INSTRUCTION:
Retype all the records with nothing changed.

SOURCE MATERIAL:

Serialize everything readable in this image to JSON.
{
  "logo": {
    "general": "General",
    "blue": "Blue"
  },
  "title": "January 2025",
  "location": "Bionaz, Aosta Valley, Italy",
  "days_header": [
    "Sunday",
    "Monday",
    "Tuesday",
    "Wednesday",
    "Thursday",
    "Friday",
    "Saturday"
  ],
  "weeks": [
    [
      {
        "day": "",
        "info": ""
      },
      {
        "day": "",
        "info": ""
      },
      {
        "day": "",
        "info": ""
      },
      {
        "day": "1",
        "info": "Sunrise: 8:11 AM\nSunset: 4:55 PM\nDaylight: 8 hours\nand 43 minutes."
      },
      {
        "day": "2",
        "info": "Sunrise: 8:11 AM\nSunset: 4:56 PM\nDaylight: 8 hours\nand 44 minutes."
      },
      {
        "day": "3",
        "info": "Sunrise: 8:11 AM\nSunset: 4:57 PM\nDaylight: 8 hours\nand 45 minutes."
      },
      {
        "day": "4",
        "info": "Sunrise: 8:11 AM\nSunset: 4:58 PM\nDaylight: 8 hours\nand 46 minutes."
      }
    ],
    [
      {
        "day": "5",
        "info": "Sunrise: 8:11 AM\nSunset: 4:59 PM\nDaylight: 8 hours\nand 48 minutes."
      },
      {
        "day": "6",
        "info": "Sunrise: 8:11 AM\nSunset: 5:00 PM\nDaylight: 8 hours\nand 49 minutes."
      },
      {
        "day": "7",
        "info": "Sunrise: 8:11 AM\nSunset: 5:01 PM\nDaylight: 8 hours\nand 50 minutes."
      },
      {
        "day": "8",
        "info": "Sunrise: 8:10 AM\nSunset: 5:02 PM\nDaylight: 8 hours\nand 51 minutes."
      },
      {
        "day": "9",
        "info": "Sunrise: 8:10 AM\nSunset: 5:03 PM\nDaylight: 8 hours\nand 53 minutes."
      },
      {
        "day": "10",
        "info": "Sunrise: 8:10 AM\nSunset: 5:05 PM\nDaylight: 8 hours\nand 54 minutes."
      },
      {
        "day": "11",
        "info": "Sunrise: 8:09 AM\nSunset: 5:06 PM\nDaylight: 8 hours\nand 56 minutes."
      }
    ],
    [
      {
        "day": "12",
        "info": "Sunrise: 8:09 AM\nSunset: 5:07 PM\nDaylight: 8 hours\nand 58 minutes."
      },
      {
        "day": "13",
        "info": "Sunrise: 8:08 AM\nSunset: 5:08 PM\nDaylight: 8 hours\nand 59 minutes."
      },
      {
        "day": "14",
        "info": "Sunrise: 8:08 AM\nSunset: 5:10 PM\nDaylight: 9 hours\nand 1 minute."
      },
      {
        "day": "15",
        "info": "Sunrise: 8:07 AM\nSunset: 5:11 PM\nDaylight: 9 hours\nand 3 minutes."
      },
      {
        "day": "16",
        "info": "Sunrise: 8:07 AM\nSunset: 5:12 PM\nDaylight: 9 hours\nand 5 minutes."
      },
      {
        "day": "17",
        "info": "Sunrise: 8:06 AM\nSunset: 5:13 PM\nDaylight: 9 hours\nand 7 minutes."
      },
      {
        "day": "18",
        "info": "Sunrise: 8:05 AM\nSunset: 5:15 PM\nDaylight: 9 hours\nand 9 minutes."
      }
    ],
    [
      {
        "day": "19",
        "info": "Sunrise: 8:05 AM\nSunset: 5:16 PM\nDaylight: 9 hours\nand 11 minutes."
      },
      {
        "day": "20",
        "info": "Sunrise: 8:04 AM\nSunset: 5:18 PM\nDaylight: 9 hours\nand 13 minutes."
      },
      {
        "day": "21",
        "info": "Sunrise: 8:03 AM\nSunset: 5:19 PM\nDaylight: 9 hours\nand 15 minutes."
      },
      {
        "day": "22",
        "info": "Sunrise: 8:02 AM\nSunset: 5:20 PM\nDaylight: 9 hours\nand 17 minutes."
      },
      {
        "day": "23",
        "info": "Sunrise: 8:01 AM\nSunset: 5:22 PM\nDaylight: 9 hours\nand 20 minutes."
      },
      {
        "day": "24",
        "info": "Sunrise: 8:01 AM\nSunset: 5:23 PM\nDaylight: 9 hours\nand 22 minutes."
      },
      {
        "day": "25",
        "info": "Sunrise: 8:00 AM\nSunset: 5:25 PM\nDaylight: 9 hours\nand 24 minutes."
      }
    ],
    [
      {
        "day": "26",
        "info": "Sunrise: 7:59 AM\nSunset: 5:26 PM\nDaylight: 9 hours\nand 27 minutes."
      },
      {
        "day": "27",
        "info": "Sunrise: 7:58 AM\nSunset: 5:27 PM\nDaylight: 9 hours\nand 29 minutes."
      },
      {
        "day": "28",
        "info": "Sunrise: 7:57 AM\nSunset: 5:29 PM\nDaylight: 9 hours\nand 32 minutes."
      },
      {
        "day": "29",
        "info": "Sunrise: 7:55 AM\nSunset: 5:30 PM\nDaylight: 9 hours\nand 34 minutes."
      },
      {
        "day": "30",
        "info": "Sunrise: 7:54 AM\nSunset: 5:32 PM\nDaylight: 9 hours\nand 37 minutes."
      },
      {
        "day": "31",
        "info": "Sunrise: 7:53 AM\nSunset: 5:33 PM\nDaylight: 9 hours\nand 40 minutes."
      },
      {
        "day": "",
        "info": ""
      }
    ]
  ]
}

RESPONSE TO THE EXERCISE:
Serialize everything readable in this image to JSON.
{
  "logo": {
    "general": "General",
    "blue": "Blue"
  },
  "title": "January 2025",
  "location": "Bionaz, Aosta Valley, Italy",
  "days_header": [
    "Sunday",
    "Monday",
    "Tuesday",
    "Wednesday",
    "Thursday",
    "Friday",
    "Saturday"
  ],
  "weeks": [
    [
      {
        "day": "",
        "info": ""
      },
      {
        "day": "",
        "info": ""
      },
      {
        "day": "",
        "info": ""
      },
      {
        "day": "1",
        "info": "Sunrise: 8:11 AM\nSunset: 4:55 PM\nDaylight: 8 hours\nand 43 minutes."
      },
      {
        "day": "2",
        "info": "Sunrise: 8:11 AM\nSunset: 4:56 PM\nDaylight: 8 hours\nand 44 minutes."
      },
      {
        "day": "3",
        "info": "Sunrise: 8:11 AM\nSunset: 4:57 PM\nDaylight: 8 hours\nand 45 minutes."
      },
      {
        "day": "4",
        "info": "Sunrise: 8:11 AM\nSunset: 4:58 PM\nDaylight: 8 hours\nand 46 minutes."
      }
    ],
    [
      {
        "day": "5",
        "info": "Sunrise: 8:11 AM\nSunset: 4:59 PM\nDaylight: 8 hours\nand 48 minutes."
      },
      {
        "day": "6",
        "info": "Sunrise: 8:11 AM\nSunset: 5:00 PM\nDaylight: 8 hours\nand 49 minutes."
      },
      {
        "day": "7",
        "info": "Sunrise: 8:11 AM\nSunset: 5:01 PM\nDaylight: 8 hours\nand 50 minutes."
      },
      {
        "day": "8",
        "info": "Sunrise: 8:10 AM\nSunset: 5:02 PM\nDaylight: 8 hours\nand 51 minutes."
      },
      {
        "day": "9",
        "info": "Sunrise: 8:10 AM\nSunset: 5:03 PM\nDaylight: 8 hours\nand 53 minutes."
      },
      {
        "day": "10",
        "info": "Sunrise: 8:10 AM\nSunset: 5:05 PM\nDaylight: 8 hours\nand 54 minutes."
      },
      {
        "day": "11",
        "info": "Sunrise: 8:09 AM\nSunset: 5:06 PM\nDaylight: 8 hours\nand 56 minutes."
      }
    ],
    [
      {
        "day": "12",
        "info": "Sunrise: 8:09 AM\nSunset: 5:07 PM\nDaylight: 8 hours\nand 58 minutes."
      },
      {
        "day": "13",
        "info": "Sunrise: 8:08 AM\nSunset: 5:08 PM\nDaylight: 8 hours\nand 59 minutes."
      },
      {
        "day": "14",
        "info": "Sunrise: 8:08 AM\nSunset: 5:10 PM\nDaylight: 9 hours\nand 1 minute."
      },
      {
        "day": "15",
        "info": "Sunrise: 8:07 AM\nSunset: 5:11 PM\nDaylight: 9 hours\nand 3 minutes."
      },
      {
        "day": "16",
        "info": "Sunrise: 8:07 AM\nSunset: 5:12 PM\nDaylight: 9 hours\nand 5 minutes."
      },
      {
        "day": "17",
        "info": "Sunrise: 8:06 AM\nSunset: 5:13 PM\nDaylight: 9 hours\nand 7 minutes."
      },
      {
        "day": "18",
        "info": "Sunrise: 8:05 AM\nSunset: 5:15 PM\nDaylight: 9 hours\nand 9 minutes."
      }
    ],
    [
      {
        "day": "19",
        "info": "Sunrise: 8:05 AM\nSunset: 5:16 PM\nDaylight: 9 hours\nand 11 minutes."
      },
      {
        "day": "20",
        "info": "Sunrise: 8:04 AM\nSunset: 5:18 PM\nDaylight: 9 hours\nand 13 minutes."
      },
      {
        "day": "21",
        "info": "Sunrise: 8:03 AM\nSunset: 5:19 PM\nDaylight: 9 hours\nand 15 minutes."
      },
      {
        "day": "22",
        "info": "Sunrise: 8:02 AM\nSunset: 5:20 PM\nDaylight: 9 hours\nand 17 minutes."
      },
      {
        "day": "23",
        "info": "Sunrise: 8:01 AM\nSunset: 5:22 PM\nDaylight: 9 hours\nand 20 minutes."
      },
      {
        "day": "24",
        "info": "Sunrise: 8:01 AM\nSunset: 5:23 PM\nDaylight: 9 hours\nand 22 minutes."
      },
      {
        "day": "25",
        "info": "Sunrise: 8:00 AM\nSunset: 5:25 PM\nDaylight: 9 hours\nand 24 minutes."
      }
    ],
    [
      {
        "day": "26",
        "info": "Sunrise: 7:59 AM\nSunset: 5:26 PM\nDaylight: 9 hours\nand 27 minutes."
      },
      {
        "day": "27",
        "info": "Sunrise: 7:58 AM\nSunset: 5:27 PM\nDaylight: 9 hours\nand 29 minutes."
      },
      {
        "day": "28",
        "info": "Sunrise: 7:57 AM\nSunset: 5:29 PM\nDaylight: 9 hours\nand 32 minutes."
      },
      {
        "day": "29",
        "info": "Sunrise: 7:55 AM\nSunset: 5:30 PM\nDaylight: 9 hours\nand 34 minutes."
      },
      {
        "day": "30",
        "info": "Sunrise: 7:54 AM\nSunset: 5:32 PM\nDaylight: 9 hours\nand 37 minutes."
      },
      {
        "day": "31",
        "info": "Sunrise: 7:53 AM\nSunset: 5:33 PM\nDaylight: 9 hours\nand 40 minutes."
      },
      {
        "day": "",
        "info": ""
      }
    ]
  ]
}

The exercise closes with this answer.